Starting with the line that contains "List 13 of the" and going on through the line that contains "For every button, label, input, icon, or", convert those lines into a JSON list of strings with one string per line. Skip blank lines and leave the pictures out.

Material for this exercise:
--*--
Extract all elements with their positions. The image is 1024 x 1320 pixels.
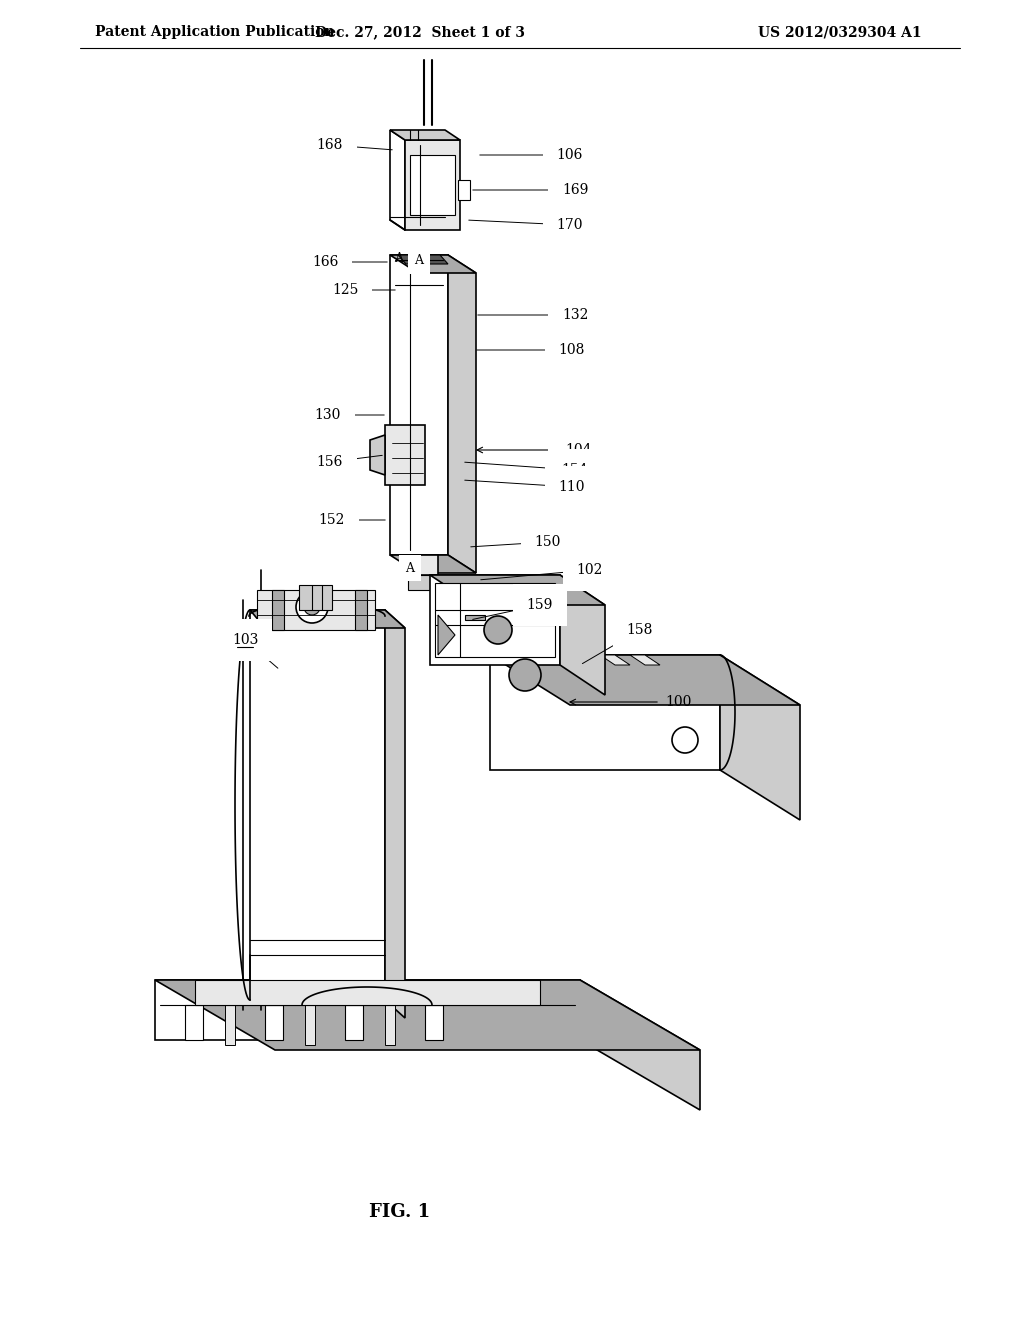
--*--
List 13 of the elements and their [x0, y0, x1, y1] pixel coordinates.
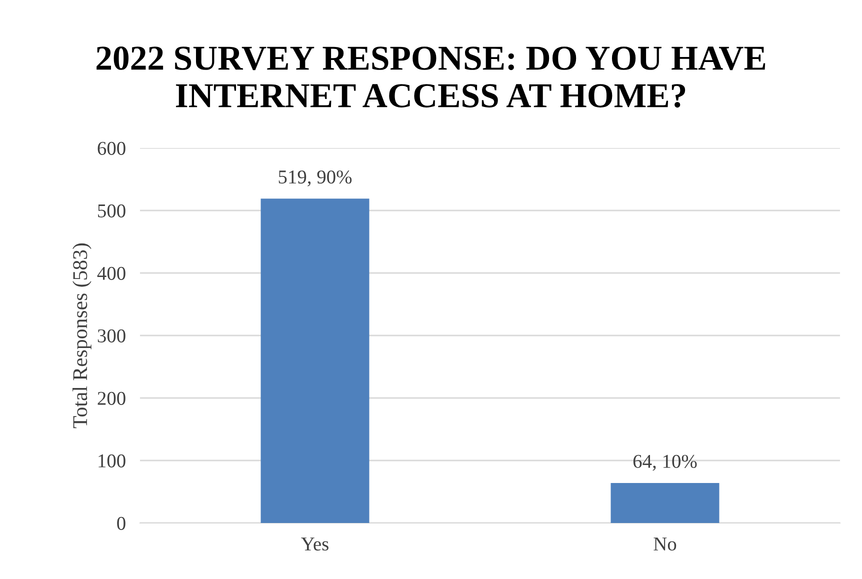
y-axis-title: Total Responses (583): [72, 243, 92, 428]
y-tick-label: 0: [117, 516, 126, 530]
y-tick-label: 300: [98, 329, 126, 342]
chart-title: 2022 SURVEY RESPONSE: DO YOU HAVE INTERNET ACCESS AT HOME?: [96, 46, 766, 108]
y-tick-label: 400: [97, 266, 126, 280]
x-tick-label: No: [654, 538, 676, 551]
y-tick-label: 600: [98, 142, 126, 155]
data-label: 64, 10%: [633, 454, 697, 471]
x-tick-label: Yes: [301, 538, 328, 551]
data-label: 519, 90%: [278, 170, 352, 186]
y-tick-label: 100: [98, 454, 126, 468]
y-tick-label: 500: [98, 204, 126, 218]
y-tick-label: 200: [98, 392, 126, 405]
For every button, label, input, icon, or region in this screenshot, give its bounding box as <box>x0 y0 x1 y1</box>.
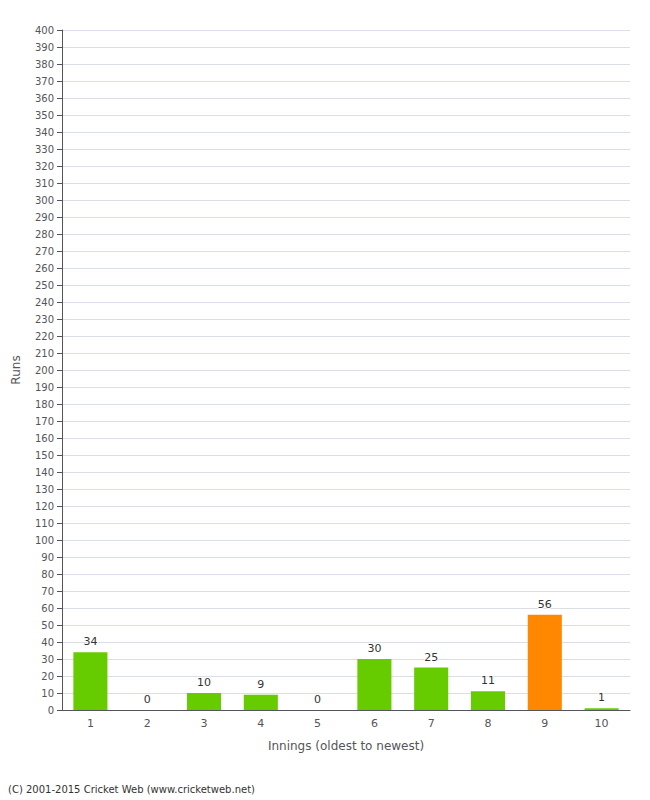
--*--
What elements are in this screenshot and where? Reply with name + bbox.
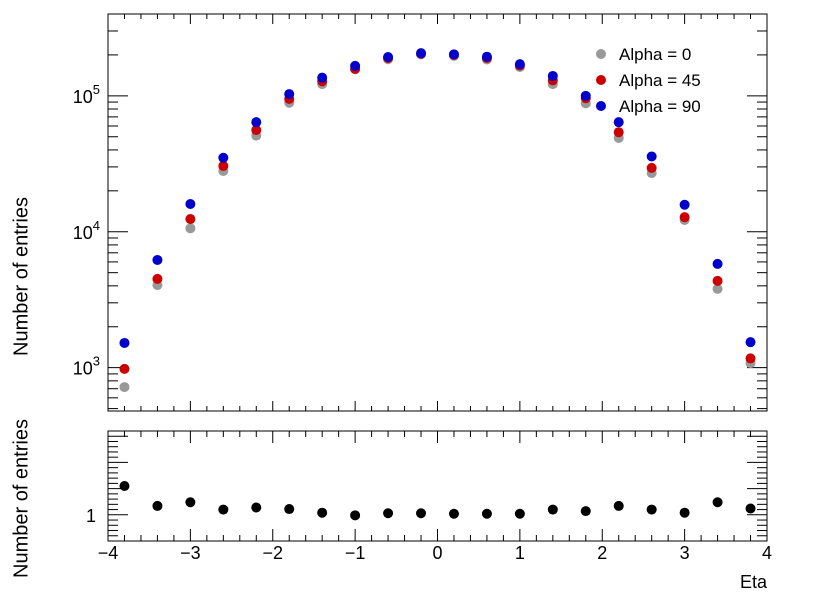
--*--
Result:
[
  "List 13 of the elements and their [x0, y0, x1, y1] pixel coordinates.",
  "y-axis-title: Total Responses (583): [72, 243, 92, 428]",
  "y-tick-label: 0: [117, 516, 126, 530]",
  "y-tick-label: 300: [98, 329, 126, 342]",
  "chart-title: 2022 SURVEY RESPONSE: DO YOU HAVE INTERNET ACCESS AT HOME?: [96, 46, 766, 108]",
  "y-tick-label: 400: [97, 266, 126, 280]",
  "x-tick-label: No: [654, 538, 676, 551]",
  "y-tick-label: 600: [98, 142, 126, 155]",
  "data-label: 64, 10%: [633, 454, 697, 471]",
  "x-tick-label: Yes: [301, 538, 328, 551]",
  "data-label: 519, 90%: [278, 170, 352, 186]",
  "y-tick-label: 100: [98, 454, 126, 468]",
  "y-tick-label: 500: [98, 204, 126, 218]",
  "y-tick-label: 200: [98, 392, 126, 405]",
  "For every button, label, input, icon, or region in this screenshot, give its bounding box as <box>x0 y0 x1 y1</box>."
]